JOB:
Set out each line from the following listing that includes the word "name".

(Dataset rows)
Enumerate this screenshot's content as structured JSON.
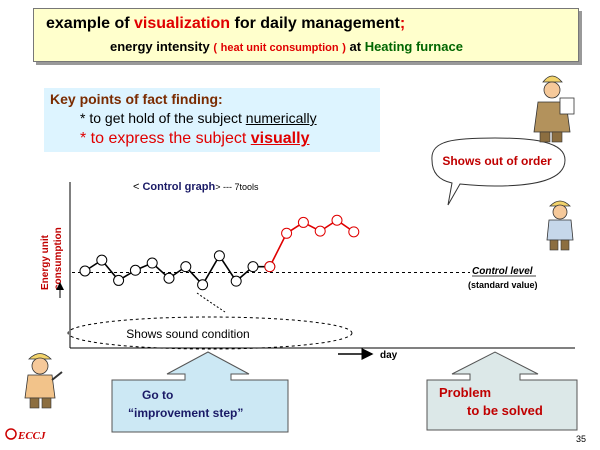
{
  "title": {
    "line1_pre": "example of ",
    "line1_emph": "visualization",
    "line1_post": " for daily management",
    "line1_semicolon": ";",
    "line2_pre": "energy intensity",
    "line2_paren_open": "(",
    "line2_paren_text": "heat unit consumption",
    "line2_paren_close": ")",
    "line2_at": "at",
    "line2_place": "Heating furnace"
  },
  "key_points": {
    "heading": "Key points of fact finding:",
    "bullet1_pre": "* to get hold of the subject ",
    "bullet1_emph": "numerically",
    "bullet2_pre": "* to express the subject ",
    "bullet2_emph": "visually"
  },
  "graph": {
    "title_pre": "< ",
    "title_main": "Control graph",
    "title_post": "> --- 7tools",
    "ylabel_line1": "Energy unit",
    "ylabel_line2": "consumption",
    "xlabel": "day",
    "control_level": "Control level",
    "standard_value": "(standard value)"
  },
  "callouts": {
    "out_of_order": "Shows out of order",
    "sound_condition": "Shows sound condition",
    "improvement_line1": "Go to",
    "improvement_line2": "“improvement step”",
    "problem_line1": "Problem",
    "problem_line2": "to be solved"
  },
  "footer": {
    "logo": "ECCJ",
    "page_number": "35"
  },
  "chart_data": {
    "type": "line",
    "title": "Control graph",
    "xlabel": "day",
    "ylabel": "Energy unit consumption",
    "normal_values": [
      4.0,
      5.5,
      2.7,
      4.1,
      5.1,
      3.0,
      4.6,
      2.1,
      6.1,
      2.6,
      4.6,
      4.6
    ],
    "abnormal_values": [
      4.6,
      9.2,
      10.7,
      9.5,
      11.0,
      9.4
    ],
    "control_level": 3.8
  },
  "colors": {
    "normal_line": "#000000",
    "abnormal_line": "#e00000",
    "title_bg": "#ffffcc",
    "key_points_bg": "#ddf4ff",
    "callout_box_bg": "#cce8f4",
    "problem_box_bg": "#dce8e8"
  }
}
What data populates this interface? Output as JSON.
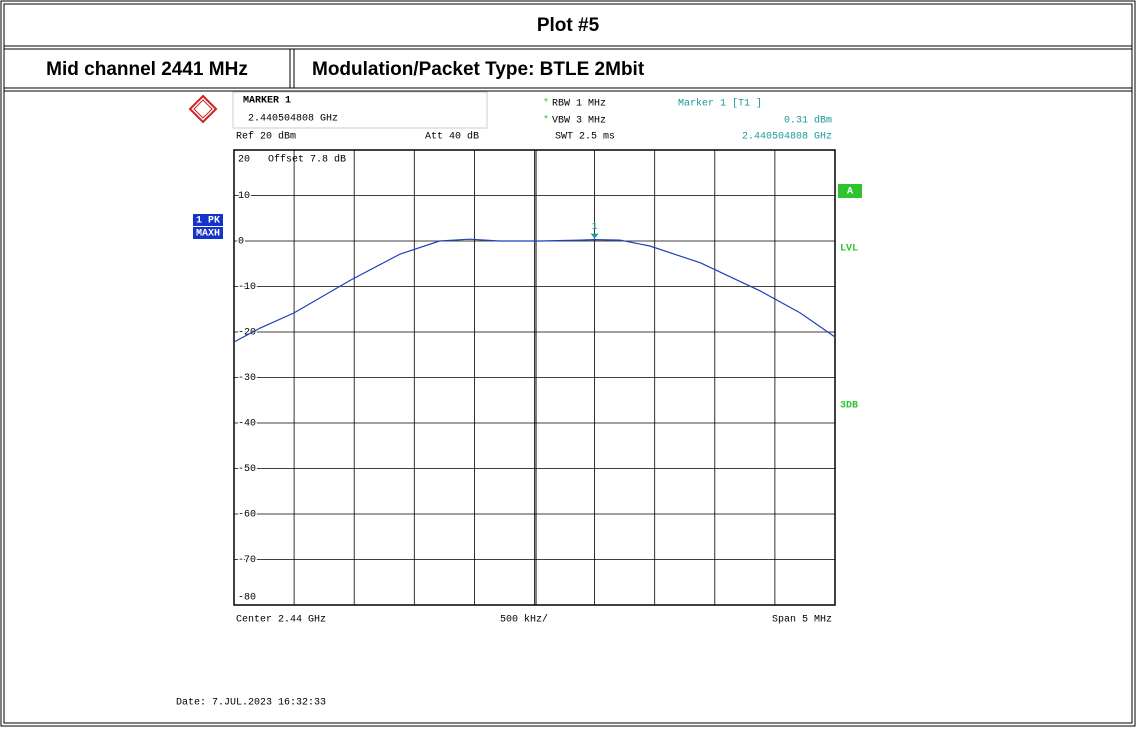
{
  "header": {
    "title": "Plot #5",
    "channel": "Mid channel 2441 MHz",
    "modulation": "Modulation/Packet Type: BTLE 2Mbit"
  },
  "chart_data": {
    "type": "line",
    "marker_title": "MARKER 1",
    "marker_freq": "2.440504808 GHz",
    "ref": "Ref  20 dBm",
    "att": "Att  40 dB",
    "flags": [
      "*",
      "*"
    ],
    "rbw": "RBW 1 MHz",
    "vbw": "VBW 3 MHz",
    "swt": "SWT 2.5 ms",
    "marker_info": "Marker 1 [T1 ]",
    "marker_level": "0.31 dBm",
    "marker_info_freq": "2.440504808 GHz",
    "offset": "Offset  7.8 dB",
    "trace_labels": [
      "1 PK",
      "MAXH"
    ],
    "side_labels": [
      "A",
      "LVL",
      "3DB"
    ],
    "marker_number": "1",
    "center": "Center 2.44 GHz",
    "div": "500 kHz/",
    "span": "Span 5 MHz",
    "date": "Date: 7.JUL.2023  16:32:33",
    "x": [
      2.4375,
      2.43772,
      2.438,
      2.43847,
      2.43888,
      2.43921,
      2.43946,
      2.43971,
      2.44005,
      2.44038,
      2.4405,
      2.44071,
      2.44096,
      2.44138,
      2.44188,
      2.44221,
      2.4425
    ],
    "series": [
      {
        "name": "1 PK MAXH",
        "color": "#1f3fbf",
        "values": [
          -22.2,
          -19.1,
          -15.8,
          -8.6,
          -2.9,
          0,
          0.4,
          0,
          0,
          0.2,
          0.31,
          0.2,
          -1.1,
          -4.8,
          -11,
          -15.8,
          -21.1
        ]
      }
    ],
    "marker_index": 10,
    "xlim": [
      2.4375,
      2.4425
    ],
    "ylim": [
      -80,
      20
    ],
    "yticks": [
      -80,
      -70,
      -60,
      -50,
      -40,
      -30,
      -20,
      -10,
      0,
      10,
      20
    ],
    "grid": true
  }
}
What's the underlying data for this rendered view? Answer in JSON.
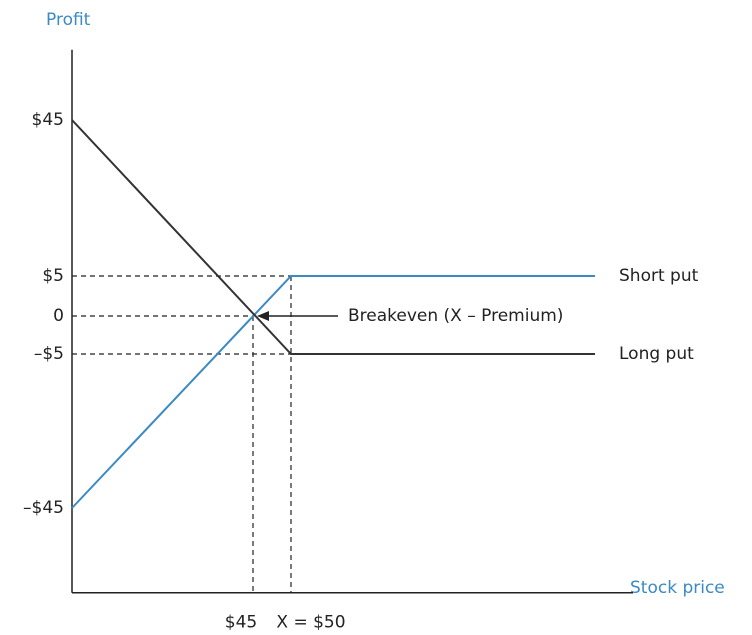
{
  "chart_data": {
    "type": "line",
    "x_label": "Stock price",
    "y_label": "Profit",
    "annotation": "Breakeven (X – Premium)",
    "x": [
      0,
      50,
      90
    ],
    "series": [
      {
        "name": "Short put",
        "color": "#3b8ac4",
        "values": [
          -45,
          5,
          5
        ]
      },
      {
        "name": "Long put",
        "color": "#333333",
        "values": [
          45,
          -5,
          -5
        ]
      }
    ],
    "xlim": [
      0,
      95
    ],
    "ylim": [
      -67,
      63
    ],
    "xticks": [
      {
        "value": 45,
        "label": "$45"
      },
      {
        "value": 50,
        "label": "X = $50"
      }
    ],
    "yticks": [
      {
        "value": -45,
        "label": "–$45"
      },
      {
        "value": -5,
        "label": "–$5"
      },
      {
        "value": 0,
        "label": "0"
      },
      {
        "value": 5,
        "label": "$5"
      },
      {
        "value": 45,
        "label": "$45"
      }
    ],
    "axis_color": "#222222"
  }
}
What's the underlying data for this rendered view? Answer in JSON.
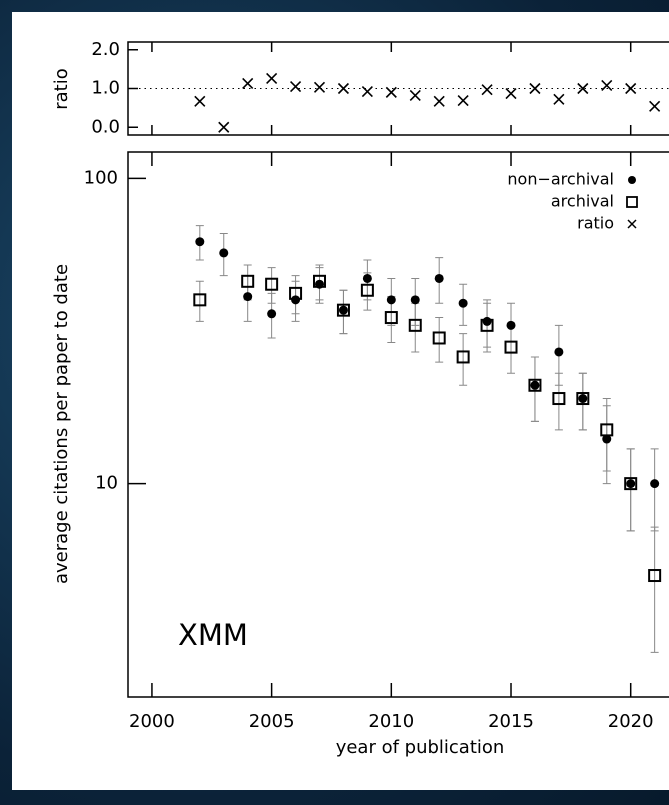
{
  "chart_data": [
    {
      "type": "scatter",
      "ylabel": "ratio",
      "ylim": [
        -0.2,
        2.2
      ],
      "yticks": [
        {
          "value": 2,
          "label": "2.0"
        },
        {
          "value": 1,
          "label": "1.0"
        },
        {
          "value": 0,
          "label": "0.0"
        }
      ],
      "hline": 1,
      "x": [
        2002,
        2003,
        2004,
        2005,
        2006,
        2007,
        2008,
        2009,
        2010,
        2011,
        2012,
        2013,
        2014,
        2015,
        2016,
        2017,
        2018,
        2019,
        2020,
        2021
      ],
      "series": [
        {
          "name": "ratio",
          "color": "#000000",
          "marker": "x",
          "values": [
            0.67,
            0.0,
            1.13,
            1.26,
            1.05,
            1.03,
            1.0,
            0.92,
            0.9,
            0.82,
            0.67,
            0.69,
            0.97,
            0.87,
            1.0,
            0.72,
            1.0,
            1.08,
            1.0,
            0.54
          ]
        }
      ]
    },
    {
      "type": "scatter",
      "ylabel": "average citations per paper to date",
      "xlabel": "year of publication",
      "annotation": "XMM",
      "log_y": true,
      "legend": "upper right",
      "xlim": [
        1999,
        2021.6
      ],
      "xticks": [
        2000,
        2005,
        2010,
        2015,
        2020
      ],
      "ylim": [
        2.0,
        122
      ],
      "yticks": [
        10,
        100
      ],
      "x": [
        2002,
        2003,
        2004,
        2005,
        2006,
        2007,
        2008,
        2009,
        2010,
        2011,
        2012,
        2013,
        2014,
        2015,
        2016,
        2017,
        2018,
        2019,
        2020,
        2021
      ],
      "series": [
        {
          "name": "non−archival",
          "color": "#000000",
          "marker": "circle",
          "values": [
            62,
            57,
            41,
            36,
            40,
            45,
            37,
            47,
            40,
            40,
            47,
            39,
            34,
            33,
            21,
            27,
            19,
            14,
            10,
            10
          ],
          "errors": [
            8,
            9,
            7,
            6,
            6,
            6,
            6,
            7,
            7,
            7,
            8,
            6,
            6,
            6,
            5,
            6,
            4,
            4,
            3,
            3
          ]
        },
        {
          "name": "archival",
          "color": "#000000",
          "marker": "square",
          "values": [
            40,
            null,
            46,
            45,
            42,
            46,
            37,
            43,
            35,
            33,
            30,
            26,
            33,
            28,
            21,
            19,
            19,
            15,
            10,
            5.0
          ],
          "errors": [
            6,
            null,
            6,
            6,
            6,
            6,
            6,
            6,
            6,
            6,
            5,
            5,
            6,
            5,
            5,
            4,
            4,
            4,
            3,
            2.2
          ]
        }
      ]
    }
  ]
}
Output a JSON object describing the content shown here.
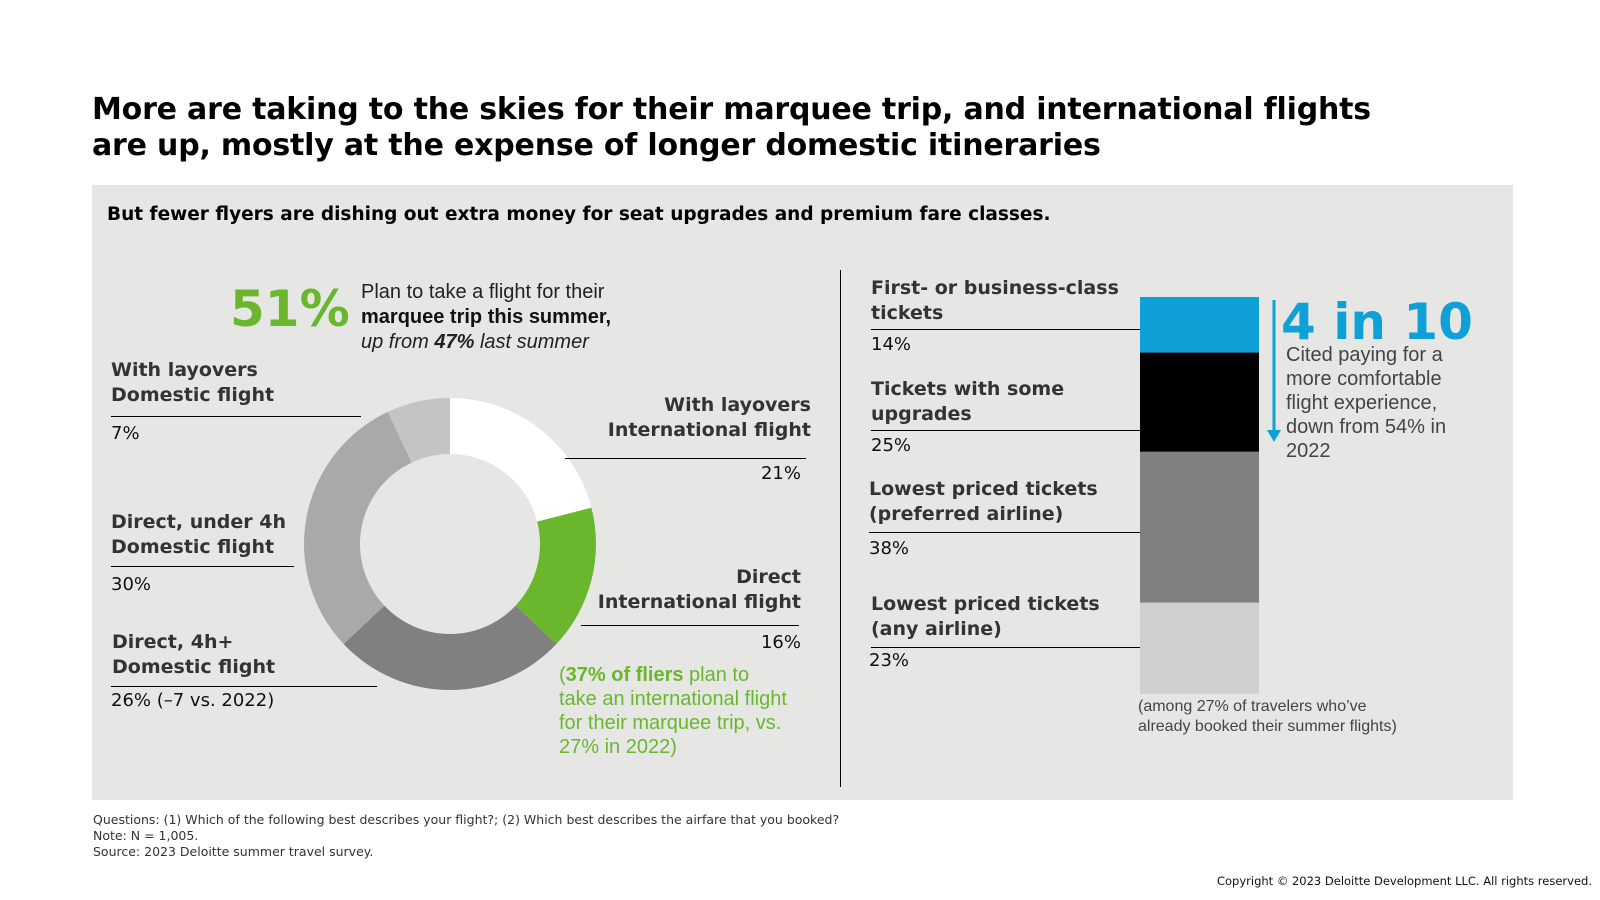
{
  "title": "More are taking to the skies for their marquee trip, and international flights are up, mostly at the expense of longer domestic itineraries",
  "subtitle": "But fewer flyers are dishing out extra money for seat upgrades and premium fare classes.",
  "stat": {
    "value": "51%",
    "line1": "Plan to take a flight for their",
    "line2": "marquee trip this summer,",
    "line3_pre": "up from ",
    "line3_bold": "47%",
    "line3_post": " last summer"
  },
  "donut": {
    "segments": [
      {
        "label_1": "With layovers",
        "label_2": "International flight",
        "pct": "21%"
      },
      {
        "label_1": "Direct",
        "label_2": "International flight",
        "pct": "16%"
      },
      {
        "label_1": "Direct, 4h+",
        "label_2": "Domestic flight",
        "pct": "26% (–7 vs. 2022)"
      },
      {
        "label_1": "Direct, under 4h",
        "label_2": "Domestic flight",
        "pct": "30%"
      },
      {
        "label_1": "With layovers",
        "label_2": "Domestic flight",
        "pct": "7%"
      }
    ],
    "note_open": "(",
    "note_bold": "37% of fliers",
    "note_rest": " plan to take an international flight for their marquee trip, vs. 27% in 2022)"
  },
  "stack": {
    "segments": [
      {
        "label_1": "First- or business-class",
        "label_2": "tickets",
        "pct": "14%"
      },
      {
        "label_1": "Tickets with some",
        "label_2": "upgrades",
        "pct": "25%"
      },
      {
        "label_1": "Lowest priced tickets",
        "label_2": "(preferred airline)",
        "pct": "38%"
      },
      {
        "label_1": "Lowest priced tickets",
        "label_2": "(any airline)",
        "pct": "23%"
      }
    ],
    "callout_big": "4 in 10",
    "callout_text": "Cited paying for a more comfortable flight experience, down from 54% in 2022",
    "base_note_1": "(among 27% of travelers who’ve",
    "base_note_2": "already booked their summer flights)"
  },
  "footer": {
    "line1": "Questions: (1) Which of the following best describes your flight?; (2) Which best describes the airfare that you booked?",
    "line2": "Note: N = 1,005.",
    "line3": "Source: 2023 Deloitte summer travel survey."
  },
  "copyright": "Copyright © 2023 Deloitte Development LLC. All rights reserved.",
  "colors": {
    "green": "#6ab72e",
    "blue": "#0fa0d8",
    "panel": "#e6e6e5"
  },
  "chart_data": [
    {
      "type": "pie",
      "categories": [
        "With layovers International flight",
        "Direct International flight",
        "Direct, 4h+ Domestic flight",
        "Direct, under 4h Domestic flight",
        "With layovers Domestic flight"
      ],
      "values": [
        21,
        16,
        26,
        30,
        7
      ],
      "colors": [
        "#ffffff",
        "#6ab72e",
        "#808080",
        "#a9a9a9",
        "#c4c4c4"
      ]
    },
    {
      "type": "bar",
      "stacked": true,
      "categories": [
        "First- or business-class tickets",
        "Tickets with some upgrades",
        "Lowest priced tickets (preferred airline)",
        "Lowest priced tickets (any airline)"
      ],
      "values": [
        14,
        25,
        38,
        23
      ],
      "colors": [
        "#0fa0d8",
        "#000000",
        "#808080",
        "#d0d0cf"
      ]
    }
  ]
}
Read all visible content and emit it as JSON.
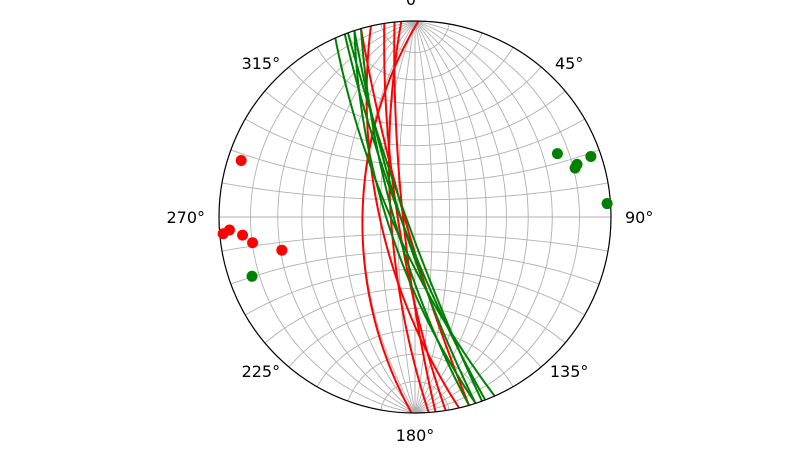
{
  "chart_data": {
    "type": "scatter",
    "title": "",
    "projection": "equal-angle stereonet (lower hemisphere)",
    "grid": true,
    "azimuth_labels": [
      {
        "angle": 0,
        "text": "0°"
      },
      {
        "angle": 45,
        "text": "45°"
      },
      {
        "angle": 90,
        "text": "90°"
      },
      {
        "angle": 135,
        "text": "135°"
      },
      {
        "angle": 180,
        "text": "180°"
      },
      {
        "angle": 225,
        "text": "225°"
      },
      {
        "angle": 270,
        "text": "270°"
      },
      {
        "angle": 315,
        "text": "315°"
      }
    ],
    "series": [
      {
        "color": "#ff0000",
        "great_circles": [
          {
            "strike": 167,
            "dip": 70
          },
          {
            "strike": 171,
            "dip": 80
          },
          {
            "strike": 174,
            "dip": 83
          },
          {
            "strike": 181,
            "dip": 60
          },
          {
            "strike": 176,
            "dip": 76
          },
          {
            "strike": 164,
            "dip": 84
          }
        ],
        "poles": [
          {
            "trend": 256,
            "plunge": 20
          },
          {
            "trend": 261,
            "plunge": 10
          },
          {
            "trend": 264,
            "plunge": 7
          },
          {
            "trend": 266,
            "plunge": 3
          },
          {
            "trend": 265,
            "plunge": 1
          },
          {
            "trend": 288,
            "plunge": 4
          }
        ]
      },
      {
        "color": "#008000",
        "great_circles": [
          {
            "strike": 156,
            "dip": 77
          },
          {
            "strike": 159,
            "dip": 82
          },
          {
            "strike": 160,
            "dip": 85
          },
          {
            "strike": 162,
            "dip": 74
          },
          {
            "strike": 162,
            "dip": 82
          },
          {
            "strike": 164,
            "dip": 78
          }
        ],
        "poles": [
          {
            "trend": 66,
            "plunge": 13
          },
          {
            "trend": 71,
            "plunge": 3
          },
          {
            "trend": 72,
            "plunge": 8
          },
          {
            "trend": 73,
            "plunge": 9
          },
          {
            "trend": 86,
            "plunge": 1
          },
          {
            "trend": 250,
            "plunge": 7
          }
        ]
      }
    ]
  }
}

TASK RESULT:
        "name": "1 PK MAXH",
        "name": "Short put",
        "name": "Long put",
          "name": "ratio",
          "name": "non−archival",
          "name": "archival",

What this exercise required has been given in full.